> To be done: Give every line from the entries that contains "тизимида".
========================================
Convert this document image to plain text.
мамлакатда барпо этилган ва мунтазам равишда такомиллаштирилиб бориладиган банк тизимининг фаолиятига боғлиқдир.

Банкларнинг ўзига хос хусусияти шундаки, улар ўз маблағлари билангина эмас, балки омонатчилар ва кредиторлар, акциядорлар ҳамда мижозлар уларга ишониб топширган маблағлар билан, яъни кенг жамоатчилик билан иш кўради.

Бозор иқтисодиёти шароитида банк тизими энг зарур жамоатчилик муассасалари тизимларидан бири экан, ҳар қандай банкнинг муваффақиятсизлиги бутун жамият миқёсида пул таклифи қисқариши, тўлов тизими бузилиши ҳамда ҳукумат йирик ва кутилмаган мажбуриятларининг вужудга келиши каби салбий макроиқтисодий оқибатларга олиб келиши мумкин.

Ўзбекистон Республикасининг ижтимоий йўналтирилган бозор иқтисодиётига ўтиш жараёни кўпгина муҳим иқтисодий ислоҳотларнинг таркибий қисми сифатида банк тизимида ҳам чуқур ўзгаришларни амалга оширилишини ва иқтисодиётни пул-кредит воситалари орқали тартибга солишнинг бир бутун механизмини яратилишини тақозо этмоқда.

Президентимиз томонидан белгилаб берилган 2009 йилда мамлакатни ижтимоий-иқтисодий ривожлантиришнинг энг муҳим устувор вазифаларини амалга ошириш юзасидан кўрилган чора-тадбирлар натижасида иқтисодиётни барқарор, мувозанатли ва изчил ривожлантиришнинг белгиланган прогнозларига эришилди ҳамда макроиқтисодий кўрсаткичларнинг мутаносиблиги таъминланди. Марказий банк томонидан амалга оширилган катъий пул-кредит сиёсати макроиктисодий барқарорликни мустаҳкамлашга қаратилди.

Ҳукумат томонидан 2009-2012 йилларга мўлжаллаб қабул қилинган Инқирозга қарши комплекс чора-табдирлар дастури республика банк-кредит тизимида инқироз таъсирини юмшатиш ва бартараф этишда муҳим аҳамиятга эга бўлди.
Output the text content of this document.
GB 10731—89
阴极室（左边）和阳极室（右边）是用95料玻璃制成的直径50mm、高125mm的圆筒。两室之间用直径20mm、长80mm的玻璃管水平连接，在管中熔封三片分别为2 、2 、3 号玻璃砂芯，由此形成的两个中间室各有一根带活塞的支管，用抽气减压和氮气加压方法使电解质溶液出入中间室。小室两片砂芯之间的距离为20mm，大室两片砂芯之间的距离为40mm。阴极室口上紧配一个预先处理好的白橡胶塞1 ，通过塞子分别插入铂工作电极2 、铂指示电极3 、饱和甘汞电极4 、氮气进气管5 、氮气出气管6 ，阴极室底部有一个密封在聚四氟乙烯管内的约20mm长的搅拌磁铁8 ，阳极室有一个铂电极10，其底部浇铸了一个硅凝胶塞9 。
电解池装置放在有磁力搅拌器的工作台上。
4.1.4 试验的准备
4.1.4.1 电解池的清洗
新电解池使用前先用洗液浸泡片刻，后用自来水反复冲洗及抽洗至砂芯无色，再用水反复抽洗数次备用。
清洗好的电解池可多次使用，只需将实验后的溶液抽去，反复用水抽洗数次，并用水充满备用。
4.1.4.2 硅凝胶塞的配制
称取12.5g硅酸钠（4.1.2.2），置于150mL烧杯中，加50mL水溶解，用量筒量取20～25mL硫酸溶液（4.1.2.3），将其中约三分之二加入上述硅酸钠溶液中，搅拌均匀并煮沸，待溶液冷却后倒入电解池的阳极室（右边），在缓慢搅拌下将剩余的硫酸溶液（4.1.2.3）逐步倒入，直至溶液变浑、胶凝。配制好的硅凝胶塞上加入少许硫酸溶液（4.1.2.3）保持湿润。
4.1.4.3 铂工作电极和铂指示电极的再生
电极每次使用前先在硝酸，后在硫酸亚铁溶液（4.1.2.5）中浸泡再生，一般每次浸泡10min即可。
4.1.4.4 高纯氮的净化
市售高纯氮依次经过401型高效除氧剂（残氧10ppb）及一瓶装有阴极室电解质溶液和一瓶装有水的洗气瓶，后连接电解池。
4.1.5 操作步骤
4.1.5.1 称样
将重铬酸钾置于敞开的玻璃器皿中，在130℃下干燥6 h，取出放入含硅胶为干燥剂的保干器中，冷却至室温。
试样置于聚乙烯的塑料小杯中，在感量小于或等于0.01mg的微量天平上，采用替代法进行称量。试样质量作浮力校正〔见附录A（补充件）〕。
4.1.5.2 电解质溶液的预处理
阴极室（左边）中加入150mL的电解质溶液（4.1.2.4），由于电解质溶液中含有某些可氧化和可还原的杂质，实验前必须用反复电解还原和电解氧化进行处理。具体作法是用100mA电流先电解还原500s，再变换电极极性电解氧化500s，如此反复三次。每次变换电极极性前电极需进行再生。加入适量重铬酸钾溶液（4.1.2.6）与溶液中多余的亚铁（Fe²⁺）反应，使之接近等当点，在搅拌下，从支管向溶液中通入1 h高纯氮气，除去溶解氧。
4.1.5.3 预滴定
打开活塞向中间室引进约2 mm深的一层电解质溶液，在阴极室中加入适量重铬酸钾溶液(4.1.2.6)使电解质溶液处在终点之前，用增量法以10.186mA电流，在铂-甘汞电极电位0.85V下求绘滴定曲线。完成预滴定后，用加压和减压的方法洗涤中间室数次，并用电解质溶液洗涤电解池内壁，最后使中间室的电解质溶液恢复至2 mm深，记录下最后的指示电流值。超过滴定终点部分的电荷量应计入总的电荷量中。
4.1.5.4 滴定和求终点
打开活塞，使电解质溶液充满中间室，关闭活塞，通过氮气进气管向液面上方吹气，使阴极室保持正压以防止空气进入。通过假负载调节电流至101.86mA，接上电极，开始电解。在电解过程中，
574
========================================
> Final answer:
Ўзбекистон Республикасининг ижтимоий йўналтирилган бозор иқтисодиётига ўтиш жараёни кўпгина муҳим иқтисодий ислоҳотларнинг таркибий қисми сифатида банк тизимида ҳам чуқур ўзгаришларни амалга оширилишини ва иқтисодиётни пул-кредит воситалари орқали тартибга солишнинг бир бутун механизмини яратилишини тақозо этмоқда.
Ҳукумат томонидан 2009-2012 йилларга мўлжаллаб қабул қилинган Инқирозга қарши комплекс чора-табдирлар дастури республика банк-кредит тизимида инқироз таъсирини юмшатиш ва бартараф этишда муҳим аҳамиятга эга бўлди.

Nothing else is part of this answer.